* Task prompt:
Below are some entries; can you quote all of them exactly?

* Data for this exercise:
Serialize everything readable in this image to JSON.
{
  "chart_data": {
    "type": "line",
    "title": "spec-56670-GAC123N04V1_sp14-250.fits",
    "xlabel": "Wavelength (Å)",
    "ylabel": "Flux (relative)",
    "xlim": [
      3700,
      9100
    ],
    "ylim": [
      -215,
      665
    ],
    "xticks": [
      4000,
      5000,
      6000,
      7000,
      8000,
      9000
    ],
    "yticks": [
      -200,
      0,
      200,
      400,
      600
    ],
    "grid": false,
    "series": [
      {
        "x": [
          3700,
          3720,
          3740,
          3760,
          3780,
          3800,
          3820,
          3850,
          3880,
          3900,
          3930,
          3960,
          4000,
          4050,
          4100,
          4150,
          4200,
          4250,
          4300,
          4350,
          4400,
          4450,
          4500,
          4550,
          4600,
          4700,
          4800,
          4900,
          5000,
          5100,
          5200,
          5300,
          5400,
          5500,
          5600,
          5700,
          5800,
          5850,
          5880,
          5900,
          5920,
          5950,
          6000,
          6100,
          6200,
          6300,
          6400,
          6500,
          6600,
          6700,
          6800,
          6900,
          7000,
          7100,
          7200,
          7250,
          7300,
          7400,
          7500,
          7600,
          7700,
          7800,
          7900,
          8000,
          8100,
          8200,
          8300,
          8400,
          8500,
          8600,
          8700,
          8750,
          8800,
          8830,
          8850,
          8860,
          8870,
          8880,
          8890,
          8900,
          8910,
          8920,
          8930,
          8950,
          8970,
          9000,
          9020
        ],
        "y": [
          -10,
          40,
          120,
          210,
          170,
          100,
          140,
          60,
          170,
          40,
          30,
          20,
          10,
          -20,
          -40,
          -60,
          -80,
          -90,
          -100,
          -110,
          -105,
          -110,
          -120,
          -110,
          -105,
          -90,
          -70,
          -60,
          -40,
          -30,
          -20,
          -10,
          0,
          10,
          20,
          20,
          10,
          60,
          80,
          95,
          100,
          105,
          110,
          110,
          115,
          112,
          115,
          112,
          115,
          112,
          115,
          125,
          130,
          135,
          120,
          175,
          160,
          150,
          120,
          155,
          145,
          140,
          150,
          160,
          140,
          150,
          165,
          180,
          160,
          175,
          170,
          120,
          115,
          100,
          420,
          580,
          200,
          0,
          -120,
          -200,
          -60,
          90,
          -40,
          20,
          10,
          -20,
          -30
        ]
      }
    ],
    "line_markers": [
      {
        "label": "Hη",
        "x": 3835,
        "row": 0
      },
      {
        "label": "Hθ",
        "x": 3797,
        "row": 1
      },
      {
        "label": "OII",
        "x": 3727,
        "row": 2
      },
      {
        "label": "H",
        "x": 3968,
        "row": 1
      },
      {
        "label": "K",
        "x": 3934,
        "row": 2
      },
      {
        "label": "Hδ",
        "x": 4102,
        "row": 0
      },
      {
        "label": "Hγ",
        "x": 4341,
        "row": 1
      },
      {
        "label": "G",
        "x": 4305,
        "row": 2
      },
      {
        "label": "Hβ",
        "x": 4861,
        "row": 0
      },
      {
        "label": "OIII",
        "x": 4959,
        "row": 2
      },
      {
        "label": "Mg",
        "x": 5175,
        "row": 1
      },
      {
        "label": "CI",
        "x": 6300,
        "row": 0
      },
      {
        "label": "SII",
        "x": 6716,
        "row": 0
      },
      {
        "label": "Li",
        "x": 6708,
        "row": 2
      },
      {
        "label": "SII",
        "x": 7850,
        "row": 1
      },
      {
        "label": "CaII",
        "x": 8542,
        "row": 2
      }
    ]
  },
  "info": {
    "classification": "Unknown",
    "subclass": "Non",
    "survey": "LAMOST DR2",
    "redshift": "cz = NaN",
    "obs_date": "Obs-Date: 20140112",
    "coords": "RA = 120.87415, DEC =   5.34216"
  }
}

* Exercise result:
Serialize everything readable in this image to JSON.
{
  "chart_data": {
    "type": "line",
    "title": "spec-56670-GAC123N04V1_sp14-250.fits",
    "xlabel": "Wavelength (Å)",
    "ylabel": "Flux (relative)",
    "xlim": [
      3700,
      9100
    ],
    "ylim": [
      -215,
      665
    ],
    "xticks": [
      4000,
      5000,
      6000,
      7000,
      8000,
      9000
    ],
    "yticks": [
      -200,
      0,
      200,
      400,
      600
    ],
    "grid": false,
    "series": [
      {
        "x": [
          3700,
          3720,
          3740,
          3760,
          3780,
          3800,
          3820,
          3850,
          3880,
          3900,
          3930,
          3960,
          4000,
          4050,
          4100,
          4150,
          4200,
          4250,
          4300,
          4350,
          4400,
          4450,
          4500,
          4550,
          4600,
          4700,
          4800,
          4900,
          5000,
          5100,
          5200,
          5300,
          5400,
          5500,
          5600,
          5700,
          5800,
          5850,
          5880,
          5900,
          5920,
          5950,
          6000,
          6100,
          6200,
          6300,
          6400,
          6500,
          6600,
          6700,
          6800,
          6900,
          7000,
          7100,
          7200,
          7250,
          7300,
          7400,
          7500,
          7600,
          7700,
          7800,
          7900,
          8000,
          8100,
          8200,
          8300,
          8400,
          8500,
          8600,
          8700,
          8750,
          8800,
          8830,
          8850,
          8860,
          8870,
          8880,
          8890,
          8900,
          8910,
          8920,
          8930,
          8950,
          8970,
          9000,
          9020
        ],
        "y": [
          -10,
          40,
          120,
          210,
          170,
          100,
          140,
          60,
          170,
          40,
          30,
          20,
          10,
          -20,
          -40,
          -60,
          -80,
          -90,
          -100,
          -110,
          -105,
          -110,
          -120,
          -110,
          -105,
          -90,
          -70,
          -60,
          -40,
          -30,
          -20,
          -10,
          0,
          10,
          20,
          20,
          10,
          60,
          80,
          95,
          100,
          105,
          110,
          110,
          115,
          112,
          115,
          112,
          115,
          112,
          115,
          125,
          130,
          135,
          120,
          175,
          160,
          150,
          120,
          155,
          145,
          140,
          150,
          160,
          140,
          150,
          165,
          180,
          160,
          175,
          170,
          120,
          115,
          100,
          420,
          580,
          200,
          0,
          -120,
          -200,
          -60,
          90,
          -40,
          20,
          10,
          -20,
          -30
        ]
      }
    ],
    "line_markers": [
      {
        "label": "Hη",
        "x": 3835,
        "row": 0
      },
      {
        "label": "Hθ",
        "x": 3797,
        "row": 1
      },
      {
        "label": "OII",
        "x": 3727,
        "row": 2
      },
      {
        "label": "H",
        "x": 3968,
        "row": 1
      },
      {
        "label": "K",
        "x": 3934,
        "row": 2
      },
      {
        "label": "Hδ",
        "x": 4102,
        "row": 0
      },
      {
        "label": "Hγ",
        "x": 4341,
        "row": 1
      },
      {
        "label": "G",
        "x": 4305,
        "row": 2
      },
      {
        "label": "Hβ",
        "x": 4861,
        "row": 0
      },
      {
        "label": "OIII",
        "x": 4959,
        "row": 2
      },
      {
        "label": "Mg",
        "x": 5175,
        "row": 1
      },
      {
        "label": "CI",
        "x": 6300,
        "row": 0
      },
      {
        "label": "SII",
        "x": 6716,
        "row": 0
      },
      {
        "label": "Li",
        "x": 6708,
        "row": 2
      },
      {
        "label": "SII",
        "x": 7850,
        "row": 1
      },
      {
        "label": "CaII",
        "x": 8542,
        "row": 2
      }
    ]
  },
  "info": {
    "classification": "Unknown",
    "subclass": "Non",
    "survey": "LAMOST DR2",
    "redshift": "cz = NaN",
    "obs_date": "Obs-Date: 20140112",
    "coords": "RA = 120.87415, DEC =   5.34216"
  }
}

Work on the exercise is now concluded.